* **Records shown**
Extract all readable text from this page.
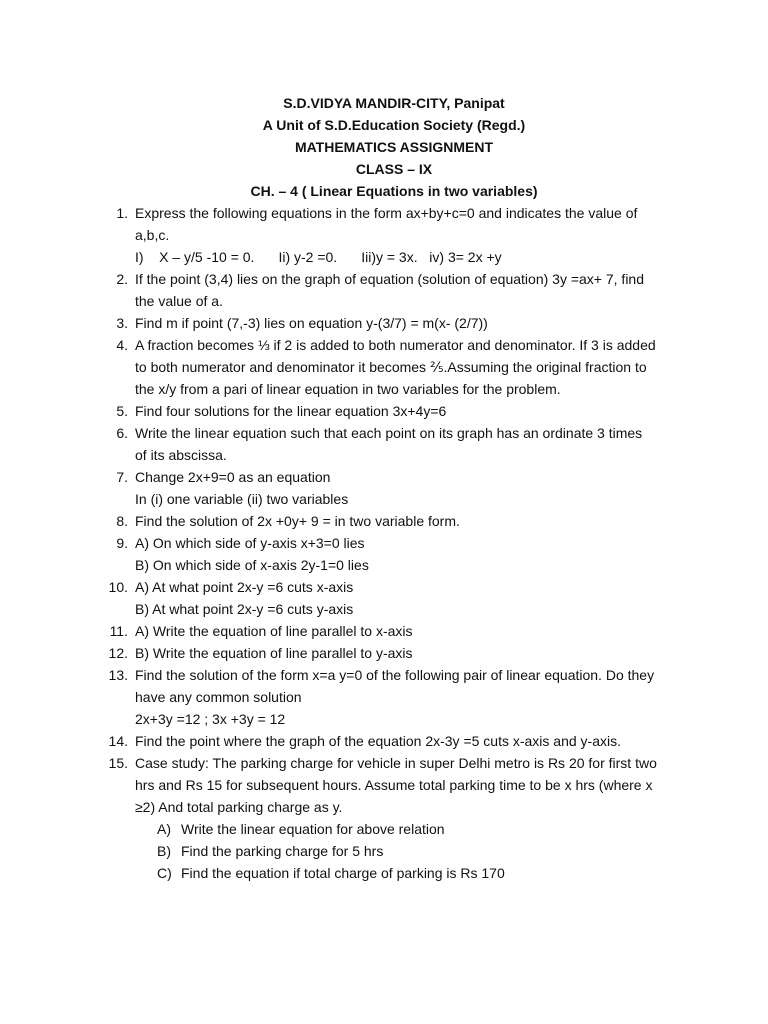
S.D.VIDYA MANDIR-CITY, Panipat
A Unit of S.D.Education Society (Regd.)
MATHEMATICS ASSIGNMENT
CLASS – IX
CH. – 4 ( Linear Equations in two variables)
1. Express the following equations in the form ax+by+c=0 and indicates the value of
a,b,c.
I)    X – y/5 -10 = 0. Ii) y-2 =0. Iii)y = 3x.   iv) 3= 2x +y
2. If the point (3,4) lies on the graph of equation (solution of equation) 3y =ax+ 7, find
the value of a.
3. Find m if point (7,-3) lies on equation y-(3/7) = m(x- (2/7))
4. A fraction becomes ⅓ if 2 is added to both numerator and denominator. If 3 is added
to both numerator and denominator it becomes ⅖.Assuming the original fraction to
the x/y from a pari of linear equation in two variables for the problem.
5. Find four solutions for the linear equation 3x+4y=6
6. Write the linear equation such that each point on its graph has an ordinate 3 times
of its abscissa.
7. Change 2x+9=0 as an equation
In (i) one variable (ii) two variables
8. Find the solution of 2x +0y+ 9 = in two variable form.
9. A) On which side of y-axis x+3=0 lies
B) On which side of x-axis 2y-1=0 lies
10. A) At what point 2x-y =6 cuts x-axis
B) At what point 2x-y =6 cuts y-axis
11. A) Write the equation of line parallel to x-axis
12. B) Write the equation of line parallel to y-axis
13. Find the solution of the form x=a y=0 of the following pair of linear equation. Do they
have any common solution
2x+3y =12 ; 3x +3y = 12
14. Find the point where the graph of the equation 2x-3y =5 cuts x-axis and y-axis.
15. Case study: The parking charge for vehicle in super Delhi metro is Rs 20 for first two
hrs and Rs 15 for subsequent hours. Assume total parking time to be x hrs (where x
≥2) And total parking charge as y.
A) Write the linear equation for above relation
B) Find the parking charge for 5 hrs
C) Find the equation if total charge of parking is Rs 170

---

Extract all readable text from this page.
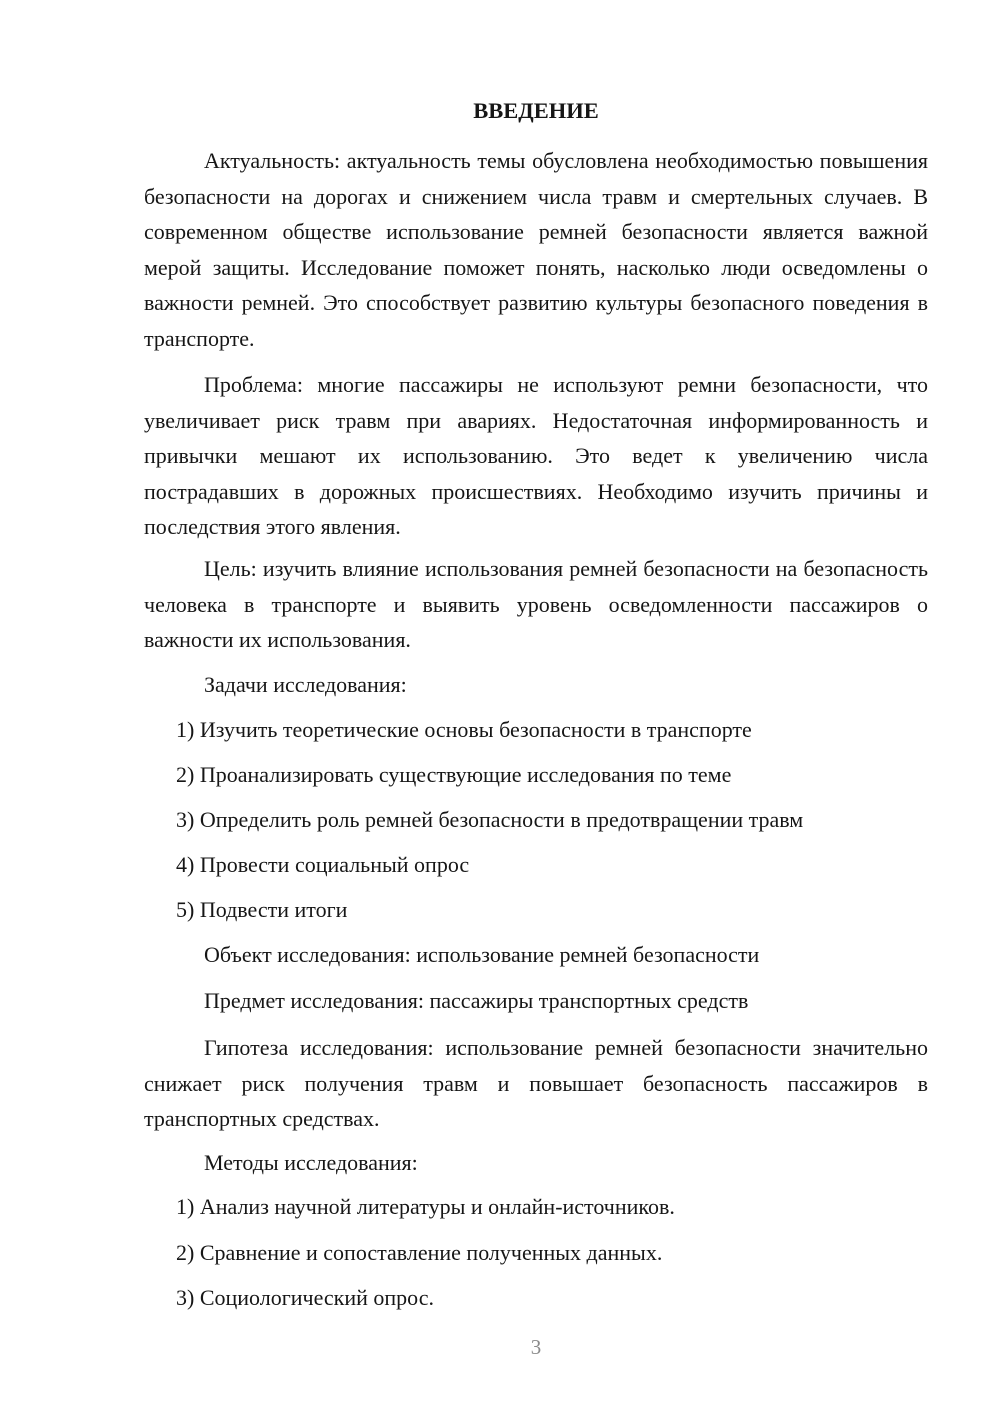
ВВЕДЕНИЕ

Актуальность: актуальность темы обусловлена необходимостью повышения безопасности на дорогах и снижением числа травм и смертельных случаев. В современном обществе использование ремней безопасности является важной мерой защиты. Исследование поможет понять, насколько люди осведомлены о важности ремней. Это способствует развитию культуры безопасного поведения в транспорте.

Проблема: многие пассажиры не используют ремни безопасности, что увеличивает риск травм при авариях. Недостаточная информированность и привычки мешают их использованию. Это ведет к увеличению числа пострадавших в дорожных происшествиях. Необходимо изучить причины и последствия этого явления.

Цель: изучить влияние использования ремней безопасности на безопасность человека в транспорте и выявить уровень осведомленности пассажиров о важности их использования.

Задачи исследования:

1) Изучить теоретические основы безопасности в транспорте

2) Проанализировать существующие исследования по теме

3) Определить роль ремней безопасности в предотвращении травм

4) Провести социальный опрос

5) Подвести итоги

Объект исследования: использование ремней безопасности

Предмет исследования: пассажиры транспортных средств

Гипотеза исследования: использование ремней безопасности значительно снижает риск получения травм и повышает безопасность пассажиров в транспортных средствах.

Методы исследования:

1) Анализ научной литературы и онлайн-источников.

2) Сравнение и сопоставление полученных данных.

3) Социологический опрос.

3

* **Brief**
Gather each line from the listing above that holds "parallel".

* **Exercise answer**
11. A) Write the equation of line parallel to x-axis
12. B) Write the equation of line parallel to y-axis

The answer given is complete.